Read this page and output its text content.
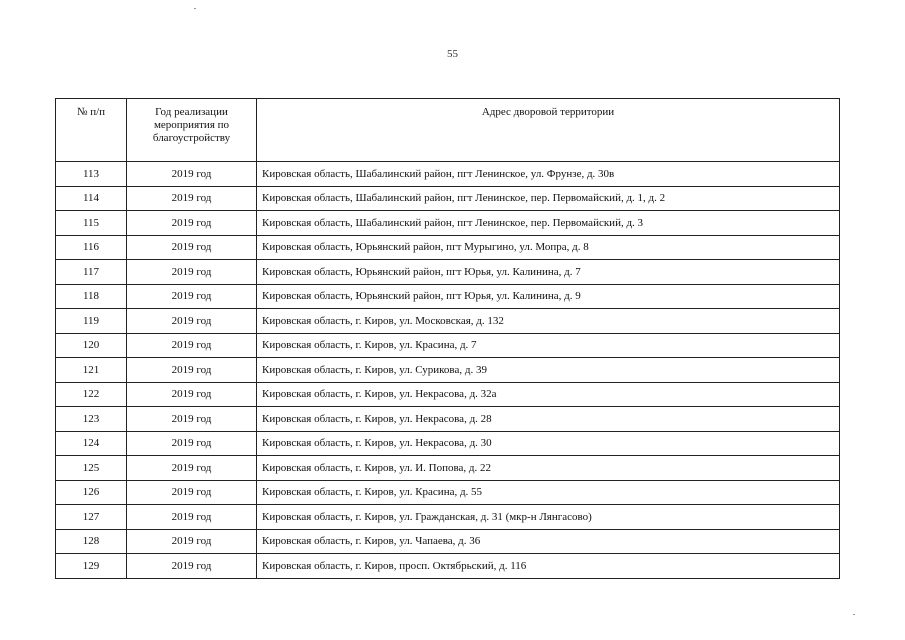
55
№ п/п	Год реализации мероприятия по благоустройству	Адрес дворовой территории
113	2019 год	Кировская область, Шабалинский район, пгт Ленинское, ул. Фрунзе, д. 30в
114	2019 год	Кировская область, Шабалинский район, пгт Ленинское, пер. Первомайский, д. 1, д. 2
115	2019 год	Кировская область, Шабалинский район, пгт Ленинское, пер. Первомайский, д. 3
116	2019 год	Кировская область, Юрьянский район, пгт Мурыгино, ул. Мопра, д. 8
117	2019 год	Кировская область, Юрьянский район, пгт Юрья, ул. Калинина, д. 7
118	2019 год	Кировская область, Юрьянский район, пгт Юрья, ул. Калинина, д. 9
119	2019 год	Кировская область, г. Киров, ул. Московская, д. 132
120	2019 год	Кировская область, г. Киров, ул. Красина, д. 7
121	2019 год	Кировская область, г. Киров, ул. Сурикова, д. 39
122	2019 год	Кировская область, г. Киров, ул. Некрасова, д. 32а
123	2019 год	Кировская область, г. Киров, ул. Некрасова, д. 28
124	2019 год	Кировская область, г. Киров, ул. Некрасова, д. 30
125	2019 год	Кировская область, г. Киров, ул. И. Попова, д. 22
126	2019 год	Кировская область, г. Киров, ул. Красина, д. 55
127	2019 год	Кировская область, г. Киров, ул. Гражданская, д. 31 (мкр-н Лянгасово)
128	2019 год	Кировская область, г. Киров, ул. Чапаева, д. 36
129	2019 год	Кировская область, г. Киров, просп. Октябрьский, д. 116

● ● ● ● ●

WHAT THE TASK REQUIRES:
Repeat the entries exactly and keep the pictures out of the copy.

EXPECTED ANSWER:
Read this page and output its text content.
55
№ п/п	Год реализации мероприятия по благоустройству	Адрес дворовой территории
113	2019 год	Кировская область, Шабалинский район, пгт Ленинское, ул. Фрунзе, д. 30в
114	2019 год	Кировская область, Шабалинский район, пгт Ленинское, пер. Первомайский, д. 1, д. 2
115	2019 год	Кировская область, Шабалинский район, пгт Ленинское, пер. Первомайский, д. 3
116	2019 год	Кировская область, Юрьянский район, пгт Мурыгино, ул. Мопра, д. 8
117	2019 год	Кировская область, Юрьянский район, пгт Юрья, ул. Калинина, д. 7
118	2019 год	Кировская область, Юрьянский район, пгт Юрья, ул. Калинина, д. 9
119	2019 год	Кировская область, г. Киров, ул. Московская, д. 132
120	2019 год	Кировская область, г. Киров, ул. Красина, д. 7
121	2019 год	Кировская область, г. Киров, ул. Сурикова, д. 39
122	2019 год	Кировская область, г. Киров, ул. Некрасова, д. 32а
123	2019 год	Кировская область, г. Киров, ул. Некрасова, д. 28
124	2019 год	Кировская область, г. Киров, ул. Некрасова, д. 30
125	2019 год	Кировская область, г. Киров, ул. И. Попова, д. 22
126	2019 год	Кировская область, г. Киров, ул. Красина, д. 55
127	2019 год	Кировская область, г. Киров, ул. Гражданская, д. 31 (мкр-н Лянгасово)
128	2019 год	Кировская область, г. Киров, ул. Чапаева, д. 36
129	2019 год	Кировская область, г. Киров, просп. Октябрьский, д. 116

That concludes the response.